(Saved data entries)
◇ ◇ ◇ ◇

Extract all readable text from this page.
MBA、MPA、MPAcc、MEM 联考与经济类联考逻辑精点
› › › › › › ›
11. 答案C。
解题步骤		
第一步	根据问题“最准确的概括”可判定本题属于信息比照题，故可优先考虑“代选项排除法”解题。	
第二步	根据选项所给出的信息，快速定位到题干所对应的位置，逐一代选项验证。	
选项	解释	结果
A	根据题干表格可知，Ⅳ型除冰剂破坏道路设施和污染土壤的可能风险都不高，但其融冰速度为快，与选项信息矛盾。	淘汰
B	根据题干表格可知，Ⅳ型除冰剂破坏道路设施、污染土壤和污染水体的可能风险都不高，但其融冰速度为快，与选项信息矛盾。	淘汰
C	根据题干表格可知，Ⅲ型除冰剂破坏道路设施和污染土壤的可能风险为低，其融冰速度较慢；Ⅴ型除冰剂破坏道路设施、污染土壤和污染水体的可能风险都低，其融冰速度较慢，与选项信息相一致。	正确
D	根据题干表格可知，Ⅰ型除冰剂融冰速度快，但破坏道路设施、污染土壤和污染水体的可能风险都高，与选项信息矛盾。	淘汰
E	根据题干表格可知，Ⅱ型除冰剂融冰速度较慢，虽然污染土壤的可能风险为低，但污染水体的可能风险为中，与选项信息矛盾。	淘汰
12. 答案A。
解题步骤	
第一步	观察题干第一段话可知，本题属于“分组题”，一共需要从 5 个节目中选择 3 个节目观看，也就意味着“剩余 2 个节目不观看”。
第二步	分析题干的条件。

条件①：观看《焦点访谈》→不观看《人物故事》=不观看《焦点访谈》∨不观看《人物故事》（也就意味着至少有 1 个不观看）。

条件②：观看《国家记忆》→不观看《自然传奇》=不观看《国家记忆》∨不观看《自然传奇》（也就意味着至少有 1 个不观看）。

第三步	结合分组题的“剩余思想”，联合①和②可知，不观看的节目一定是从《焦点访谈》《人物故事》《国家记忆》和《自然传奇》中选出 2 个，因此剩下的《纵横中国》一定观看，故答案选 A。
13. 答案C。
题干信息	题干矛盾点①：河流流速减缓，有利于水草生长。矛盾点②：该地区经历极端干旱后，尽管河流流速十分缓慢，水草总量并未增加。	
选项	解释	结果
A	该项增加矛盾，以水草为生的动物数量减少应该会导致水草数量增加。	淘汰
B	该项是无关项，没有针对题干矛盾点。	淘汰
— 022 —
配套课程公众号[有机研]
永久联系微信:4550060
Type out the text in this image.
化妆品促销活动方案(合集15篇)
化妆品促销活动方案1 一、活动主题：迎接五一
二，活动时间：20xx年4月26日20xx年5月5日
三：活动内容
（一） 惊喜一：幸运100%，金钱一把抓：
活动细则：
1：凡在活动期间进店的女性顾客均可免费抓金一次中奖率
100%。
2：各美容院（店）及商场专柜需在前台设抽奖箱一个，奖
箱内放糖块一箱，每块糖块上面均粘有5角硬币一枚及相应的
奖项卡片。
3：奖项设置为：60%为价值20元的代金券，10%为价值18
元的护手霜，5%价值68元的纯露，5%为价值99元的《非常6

◇ ◇ ◇ ◇

Copy out all lines above that include the string "国家记忆".

FULL OUTPUT –
条件②：观看《国家记忆》→不观看《自然传奇》=不观看《国家记忆》∨不观看《自然传奇》（也就意味着至少有 1 个不观看）。
第三步	结合分组题的“剩余思想”，联合①和②可知，不观看的节目一定是从《焦点访谈》《人物故事》《国家记忆》和《自然传奇》中选出 2 个，因此剩下的《纵横中国》一定观看，故答案选 A。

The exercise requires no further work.